Swap "expand-arrow-icon" for "expand-triangle-icon" in every line of the data from the one containing "458, 734, 486]" down to the one containing "- select-all-button[interactable]: 全选(A): [610, 98, 703, 126]". Write those lines out again, leaving everything else unchanged.

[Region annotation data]
- - - - - - -

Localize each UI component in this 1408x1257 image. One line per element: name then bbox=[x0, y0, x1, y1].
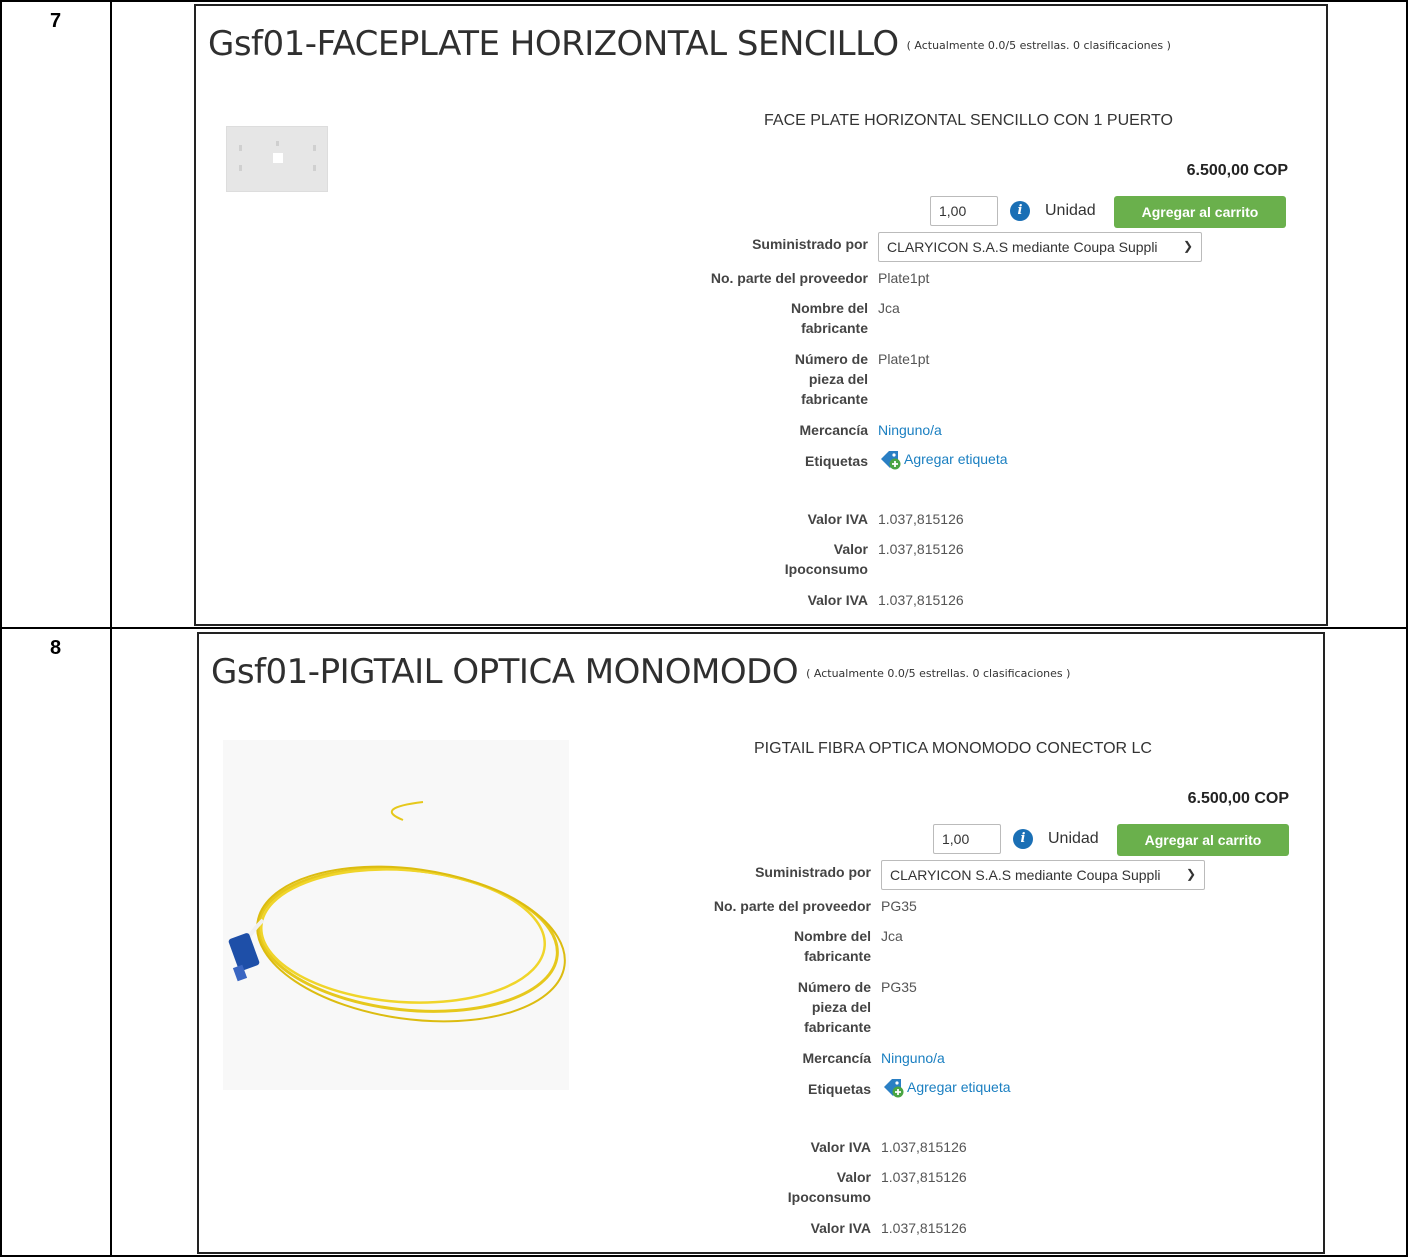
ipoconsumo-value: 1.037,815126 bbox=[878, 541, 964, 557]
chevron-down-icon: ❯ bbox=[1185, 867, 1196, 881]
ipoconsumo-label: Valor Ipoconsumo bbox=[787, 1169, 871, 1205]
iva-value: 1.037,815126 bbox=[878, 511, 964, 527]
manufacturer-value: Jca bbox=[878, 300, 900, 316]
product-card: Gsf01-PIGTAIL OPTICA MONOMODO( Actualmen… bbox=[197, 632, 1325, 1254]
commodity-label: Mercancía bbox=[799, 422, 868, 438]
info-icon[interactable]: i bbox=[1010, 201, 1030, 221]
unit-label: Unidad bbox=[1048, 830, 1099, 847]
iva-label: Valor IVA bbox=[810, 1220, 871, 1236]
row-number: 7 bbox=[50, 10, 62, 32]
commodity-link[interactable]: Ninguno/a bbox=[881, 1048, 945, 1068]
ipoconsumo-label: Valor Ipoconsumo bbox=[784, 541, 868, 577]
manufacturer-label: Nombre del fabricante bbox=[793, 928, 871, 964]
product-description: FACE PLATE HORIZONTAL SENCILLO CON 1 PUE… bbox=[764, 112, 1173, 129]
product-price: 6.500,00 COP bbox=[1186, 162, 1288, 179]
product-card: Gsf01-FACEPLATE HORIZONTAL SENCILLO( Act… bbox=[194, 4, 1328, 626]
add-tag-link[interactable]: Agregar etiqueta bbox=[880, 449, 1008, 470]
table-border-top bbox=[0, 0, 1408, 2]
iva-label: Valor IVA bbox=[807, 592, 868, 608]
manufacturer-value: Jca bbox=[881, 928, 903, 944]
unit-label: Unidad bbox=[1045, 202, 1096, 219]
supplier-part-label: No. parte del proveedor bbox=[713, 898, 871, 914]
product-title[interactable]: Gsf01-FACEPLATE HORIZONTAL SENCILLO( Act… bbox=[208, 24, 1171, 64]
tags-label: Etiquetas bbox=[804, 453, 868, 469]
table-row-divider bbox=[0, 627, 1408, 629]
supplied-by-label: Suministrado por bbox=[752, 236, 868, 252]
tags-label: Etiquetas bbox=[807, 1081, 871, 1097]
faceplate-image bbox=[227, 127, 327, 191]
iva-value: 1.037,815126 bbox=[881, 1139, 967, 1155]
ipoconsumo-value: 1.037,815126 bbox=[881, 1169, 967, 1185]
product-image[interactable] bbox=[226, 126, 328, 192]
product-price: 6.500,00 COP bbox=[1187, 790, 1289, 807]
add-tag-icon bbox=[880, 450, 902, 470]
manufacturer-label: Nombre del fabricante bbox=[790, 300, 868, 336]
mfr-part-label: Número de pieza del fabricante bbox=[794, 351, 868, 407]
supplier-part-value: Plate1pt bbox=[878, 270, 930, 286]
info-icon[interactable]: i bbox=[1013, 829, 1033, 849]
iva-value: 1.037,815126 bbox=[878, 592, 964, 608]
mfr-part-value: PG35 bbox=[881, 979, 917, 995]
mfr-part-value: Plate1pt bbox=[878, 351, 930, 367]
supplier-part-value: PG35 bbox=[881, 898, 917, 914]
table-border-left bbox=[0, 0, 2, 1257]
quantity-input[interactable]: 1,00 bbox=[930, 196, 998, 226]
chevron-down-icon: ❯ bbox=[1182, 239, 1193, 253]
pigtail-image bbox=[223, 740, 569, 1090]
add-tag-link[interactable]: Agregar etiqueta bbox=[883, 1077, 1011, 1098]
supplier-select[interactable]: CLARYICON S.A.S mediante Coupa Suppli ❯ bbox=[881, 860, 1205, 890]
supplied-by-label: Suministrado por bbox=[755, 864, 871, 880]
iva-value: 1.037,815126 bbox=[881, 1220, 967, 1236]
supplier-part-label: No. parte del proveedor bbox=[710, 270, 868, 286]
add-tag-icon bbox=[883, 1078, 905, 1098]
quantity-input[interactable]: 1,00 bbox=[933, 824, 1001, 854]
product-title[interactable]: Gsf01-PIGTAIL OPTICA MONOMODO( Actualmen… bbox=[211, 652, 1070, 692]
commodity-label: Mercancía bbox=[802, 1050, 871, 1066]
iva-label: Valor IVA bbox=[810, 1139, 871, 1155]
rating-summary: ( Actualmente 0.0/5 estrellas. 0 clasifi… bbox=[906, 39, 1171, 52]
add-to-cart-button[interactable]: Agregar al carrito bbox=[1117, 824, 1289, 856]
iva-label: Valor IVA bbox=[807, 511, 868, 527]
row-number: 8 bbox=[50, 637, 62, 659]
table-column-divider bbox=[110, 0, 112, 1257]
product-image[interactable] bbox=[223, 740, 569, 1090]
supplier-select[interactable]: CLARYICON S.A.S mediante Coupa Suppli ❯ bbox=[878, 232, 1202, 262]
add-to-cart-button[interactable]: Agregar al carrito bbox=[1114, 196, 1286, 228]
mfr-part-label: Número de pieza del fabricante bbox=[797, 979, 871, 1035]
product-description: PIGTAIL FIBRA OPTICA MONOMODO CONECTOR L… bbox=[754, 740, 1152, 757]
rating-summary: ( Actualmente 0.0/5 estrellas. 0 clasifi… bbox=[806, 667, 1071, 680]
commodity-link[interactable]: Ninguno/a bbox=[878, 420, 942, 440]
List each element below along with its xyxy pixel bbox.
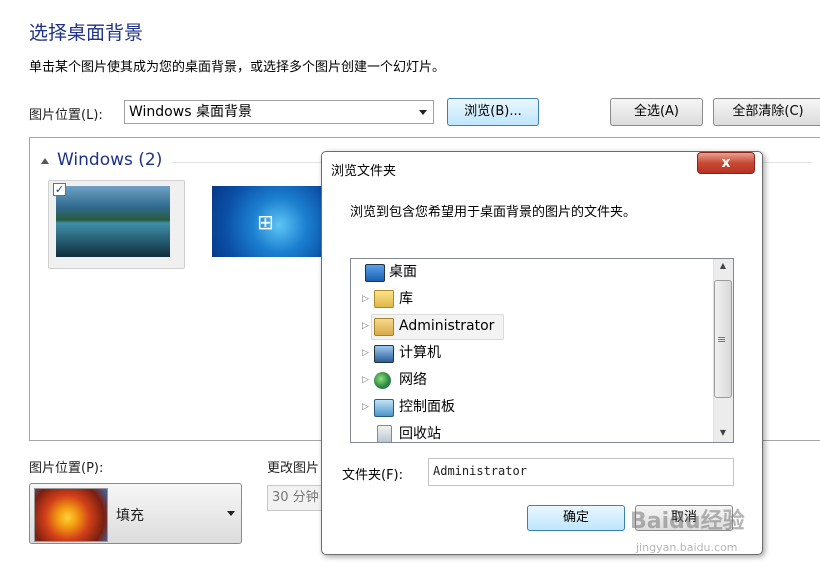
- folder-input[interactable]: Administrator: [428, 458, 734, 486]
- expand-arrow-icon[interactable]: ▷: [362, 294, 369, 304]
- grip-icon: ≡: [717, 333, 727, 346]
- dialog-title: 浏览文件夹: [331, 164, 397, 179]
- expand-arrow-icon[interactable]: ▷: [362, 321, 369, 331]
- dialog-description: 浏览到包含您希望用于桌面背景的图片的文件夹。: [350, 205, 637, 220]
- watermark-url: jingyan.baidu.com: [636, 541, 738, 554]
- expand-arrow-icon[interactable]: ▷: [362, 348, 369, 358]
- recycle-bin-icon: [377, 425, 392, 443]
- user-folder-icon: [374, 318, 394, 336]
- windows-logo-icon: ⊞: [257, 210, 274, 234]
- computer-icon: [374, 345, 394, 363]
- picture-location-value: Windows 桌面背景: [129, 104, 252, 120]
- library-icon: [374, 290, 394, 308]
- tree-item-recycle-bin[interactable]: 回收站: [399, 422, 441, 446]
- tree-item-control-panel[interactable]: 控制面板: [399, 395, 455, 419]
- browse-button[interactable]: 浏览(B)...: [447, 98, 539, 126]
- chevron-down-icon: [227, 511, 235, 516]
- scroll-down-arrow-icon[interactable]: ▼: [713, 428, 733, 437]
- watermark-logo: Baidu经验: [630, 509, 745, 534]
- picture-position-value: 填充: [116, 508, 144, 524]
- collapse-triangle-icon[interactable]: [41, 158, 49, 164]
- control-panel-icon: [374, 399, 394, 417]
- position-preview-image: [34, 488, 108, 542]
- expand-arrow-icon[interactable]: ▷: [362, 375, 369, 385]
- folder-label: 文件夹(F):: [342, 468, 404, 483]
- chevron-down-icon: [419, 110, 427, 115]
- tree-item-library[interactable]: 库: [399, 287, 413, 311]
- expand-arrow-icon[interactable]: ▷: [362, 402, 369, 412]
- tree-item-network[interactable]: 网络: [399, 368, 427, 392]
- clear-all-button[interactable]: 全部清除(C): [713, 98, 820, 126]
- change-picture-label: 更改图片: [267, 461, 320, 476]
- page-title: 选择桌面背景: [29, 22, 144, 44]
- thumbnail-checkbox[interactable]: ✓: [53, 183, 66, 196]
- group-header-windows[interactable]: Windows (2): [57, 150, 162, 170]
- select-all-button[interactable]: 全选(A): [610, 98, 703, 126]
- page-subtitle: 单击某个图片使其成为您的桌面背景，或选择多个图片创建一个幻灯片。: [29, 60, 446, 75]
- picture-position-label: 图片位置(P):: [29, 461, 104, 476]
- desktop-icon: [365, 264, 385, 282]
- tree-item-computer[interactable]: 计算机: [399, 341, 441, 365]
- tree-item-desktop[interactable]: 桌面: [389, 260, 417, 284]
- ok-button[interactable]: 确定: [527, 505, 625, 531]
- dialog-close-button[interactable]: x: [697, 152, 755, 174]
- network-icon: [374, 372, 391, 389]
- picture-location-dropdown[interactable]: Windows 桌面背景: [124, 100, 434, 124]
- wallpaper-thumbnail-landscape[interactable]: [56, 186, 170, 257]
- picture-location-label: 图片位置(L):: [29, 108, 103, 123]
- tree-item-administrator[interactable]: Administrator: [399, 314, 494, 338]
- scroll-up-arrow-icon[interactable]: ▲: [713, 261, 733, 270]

- - - - - - -

▶ _Correct result_:
- folder-input[interactable]: Administrator: [428, 458, 734, 486]
- expand-triangle-icon[interactable]: ▷: [362, 294, 369, 304]
- grip-icon: ≡: [717, 333, 727, 346]
- dialog-title: 浏览文件夹: [331, 164, 397, 179]
- expand-triangle-icon[interactable]: ▷: [362, 321, 369, 331]
- dialog-description: 浏览到包含您希望用于桌面背景的图片的文件夹。: [350, 205, 637, 220]
- watermark-url: jingyan.baidu.com: [636, 541, 738, 554]
- expand-triangle-icon[interactable]: ▷: [362, 348, 369, 358]
- recycle-bin-icon: [377, 425, 392, 443]
- user-folder-icon: [374, 318, 394, 336]
- windows-logo-icon: ⊞: [257, 210, 274, 234]
- computer-icon: [374, 345, 394, 363]
- picture-location-value: Windows 桌面背景: [129, 104, 252, 120]
- library-icon: [374, 290, 394, 308]
- tree-item-recycle-bin[interactable]: 回收站: [399, 422, 441, 446]
- tree-item-control-panel[interactable]: 控制面板: [399, 395, 455, 419]
- browse-button[interactable]: 浏览(B)...: [447, 98, 539, 126]
- chevron-down-icon: [227, 511, 235, 516]
- scroll-down-arrow-icon[interactable]: ▼: [713, 428, 733, 437]
- watermark-logo: Baidu经验: [630, 509, 745, 534]
- picture-position-value: 填充: [116, 508, 144, 524]
- collapse-triangle-icon[interactable]: [41, 158, 49, 164]
- control-panel-icon: [374, 399, 394, 417]
- position-preview-image: [34, 488, 108, 542]
- expand-triangle-icon[interactable]: ▷: [362, 375, 369, 385]
- folder-label: 文件夹(F):: [342, 468, 404, 483]
- chevron-down-icon: [419, 110, 427, 115]
- tree-item-library[interactable]: 库: [399, 287, 413, 311]
- expand-triangle-icon[interactable]: ▷: [362, 402, 369, 412]
- tree-item-network[interactable]: 网络: [399, 368, 427, 392]
- clear-all-button[interactable]: 全部清除(C): [713, 98, 820, 126]
- change-picture-label: 更改图片: [267, 461, 320, 476]
- page-title: 选择桌面背景: [29, 22, 144, 44]
- thumbnail-checkbox[interactable]: ✓: [53, 183, 66, 196]
- group-header-windows[interactable]: Windows (2): [57, 150, 162, 170]
- select-all-button[interactable]: 全选(A): [610, 98, 703, 126]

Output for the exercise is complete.